What is expected> Reproduce the full listing that appears beneath this instruction exactly.

Some records:
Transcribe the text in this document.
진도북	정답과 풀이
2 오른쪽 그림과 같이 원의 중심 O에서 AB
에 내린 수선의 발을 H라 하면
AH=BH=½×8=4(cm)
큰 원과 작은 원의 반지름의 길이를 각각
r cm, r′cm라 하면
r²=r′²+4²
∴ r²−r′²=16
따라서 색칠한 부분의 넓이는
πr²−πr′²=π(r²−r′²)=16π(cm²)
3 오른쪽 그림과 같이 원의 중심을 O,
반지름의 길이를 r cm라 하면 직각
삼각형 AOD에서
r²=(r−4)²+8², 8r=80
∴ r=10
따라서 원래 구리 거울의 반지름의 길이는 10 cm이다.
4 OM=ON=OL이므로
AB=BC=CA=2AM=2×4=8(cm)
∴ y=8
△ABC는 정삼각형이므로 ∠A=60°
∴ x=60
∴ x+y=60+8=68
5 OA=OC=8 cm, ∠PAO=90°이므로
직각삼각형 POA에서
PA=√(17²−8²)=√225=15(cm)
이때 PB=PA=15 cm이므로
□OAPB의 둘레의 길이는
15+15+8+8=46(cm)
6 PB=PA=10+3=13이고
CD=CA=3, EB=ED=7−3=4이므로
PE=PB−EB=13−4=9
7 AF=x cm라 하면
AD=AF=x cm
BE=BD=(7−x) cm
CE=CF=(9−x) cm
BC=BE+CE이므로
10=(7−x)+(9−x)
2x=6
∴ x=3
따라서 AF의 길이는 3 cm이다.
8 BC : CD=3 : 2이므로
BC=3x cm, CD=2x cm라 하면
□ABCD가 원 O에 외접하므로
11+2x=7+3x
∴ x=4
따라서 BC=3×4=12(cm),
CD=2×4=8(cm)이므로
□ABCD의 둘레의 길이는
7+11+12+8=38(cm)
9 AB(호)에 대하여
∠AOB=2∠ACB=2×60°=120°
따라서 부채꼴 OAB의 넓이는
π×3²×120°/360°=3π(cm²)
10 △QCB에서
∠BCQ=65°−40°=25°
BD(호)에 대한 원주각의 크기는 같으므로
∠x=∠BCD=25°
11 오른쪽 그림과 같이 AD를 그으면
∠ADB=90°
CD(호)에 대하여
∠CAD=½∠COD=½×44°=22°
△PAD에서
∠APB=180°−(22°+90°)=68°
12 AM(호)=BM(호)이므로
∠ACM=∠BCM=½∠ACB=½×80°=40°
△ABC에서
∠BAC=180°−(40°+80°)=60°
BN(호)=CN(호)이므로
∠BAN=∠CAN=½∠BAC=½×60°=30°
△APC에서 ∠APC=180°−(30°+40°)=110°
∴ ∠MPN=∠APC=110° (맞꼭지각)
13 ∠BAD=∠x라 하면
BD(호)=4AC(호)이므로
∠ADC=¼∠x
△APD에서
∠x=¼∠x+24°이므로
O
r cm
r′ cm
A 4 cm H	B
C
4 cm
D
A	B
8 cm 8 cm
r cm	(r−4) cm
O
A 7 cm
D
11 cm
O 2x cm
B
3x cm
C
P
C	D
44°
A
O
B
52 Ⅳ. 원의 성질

Result of this exercise>
Transcribe the text in this document.
진도북	정답과 풀이
2 오른쪽 그림과 같이 원의 중심 O에서 AB
에 내린 수선의 발을 H라 하면
AH=BH=½×8=4(cm)
큰 원과 작은 원의 반지름의 길이를 각각
r cm, r′cm라 하면
r²=r′²+4²
∴ r²−r′²=16
따라서 색칠한 부분의 넓이는
πr²−πr′²=π(r²−r′²)=16π(cm²)
3 오른쪽 그림과 같이 원의 중심을 O,
반지름의 길이를 r cm라 하면 직각
삼각형 AOD에서
r²=(r−4)²+8², 8r=80
∴ r=10
따라서 원래 구리 거울의 반지름의 길이는 10 cm이다.
4 OM=ON=OL이므로
AB=BC=CA=2AM=2×4=8(cm)
∴ y=8
△ABC는 정삼각형이므로 ∠A=60°
∴ x=60
∴ x+y=60+8=68
5 OA=OC=8 cm, ∠PAO=90°이므로
직각삼각형 POA에서
PA=√(17²−8²)=√225=15(cm)
이때 PB=PA=15 cm이므로
□OAPB의 둘레의 길이는
15+15+8+8=46(cm)
6 PB=PA=10+3=13이고
CD=CA=3, EB=ED=7−3=4이므로
PE=PB−EB=13−4=9
7 AF=x cm라 하면
AD=AF=x cm
BE=BD=(7−x) cm
CE=CF=(9−x) cm
BC=BE+CE이므로
10=(7−x)+(9−x)
2x=6
∴ x=3
따라서 AF의 길이는 3 cm이다.
8 BC : CD=3 : 2이므로
BC=3x cm, CD=2x cm라 하면
□ABCD가 원 O에 외접하므로
11+2x=7+3x
∴ x=4
따라서 BC=3×4=12(cm),
CD=2×4=8(cm)이므로
□ABCD의 둘레의 길이는
7+11+12+8=38(cm)
9 AB(호)에 대하여
∠AOB=2∠ACB=2×60°=120°
따라서 부채꼴 OAB의 넓이는
π×3²×120°/360°=3π(cm²)
10 △QCB에서
∠BCQ=65°−40°=25°
BD(호)에 대한 원주각의 크기는 같으므로
∠x=∠BCD=25°
11 오른쪽 그림과 같이 AD를 그으면
∠ADB=90°
CD(호)에 대하여
∠CAD=½∠COD=½×44°=22°
△PAD에서
∠APB=180°−(22°+90°)=68°
12 AM(호)=BM(호)이므로
∠ACM=∠BCM=½∠ACB=½×80°=40°
△ABC에서
∠BAC=180°−(40°+80°)=60°
BN(호)=CN(호)이므로
∠BAN=∠CAN=½∠BAC=½×60°=30°
△APC에서 ∠APC=180°−(30°+40°)=110°
∴ ∠MPN=∠APC=110° (맞꼭지각)
13 ∠BAD=∠x라 하면
BD(호)=4AC(호)이므로
∠ADC=¼∠x
△APD에서
∠x=¼∠x+24°이므로
O
r cm
r′ cm
A 4 cm H	B
C
4 cm
D
A	B
8 cm 8 cm
r cm	(r−4) cm
O
A 7 cm
D
11 cm
O 2x cm
B
3x cm
C
P
C	D
44°
A
O
B
52 Ⅳ. 원의 성질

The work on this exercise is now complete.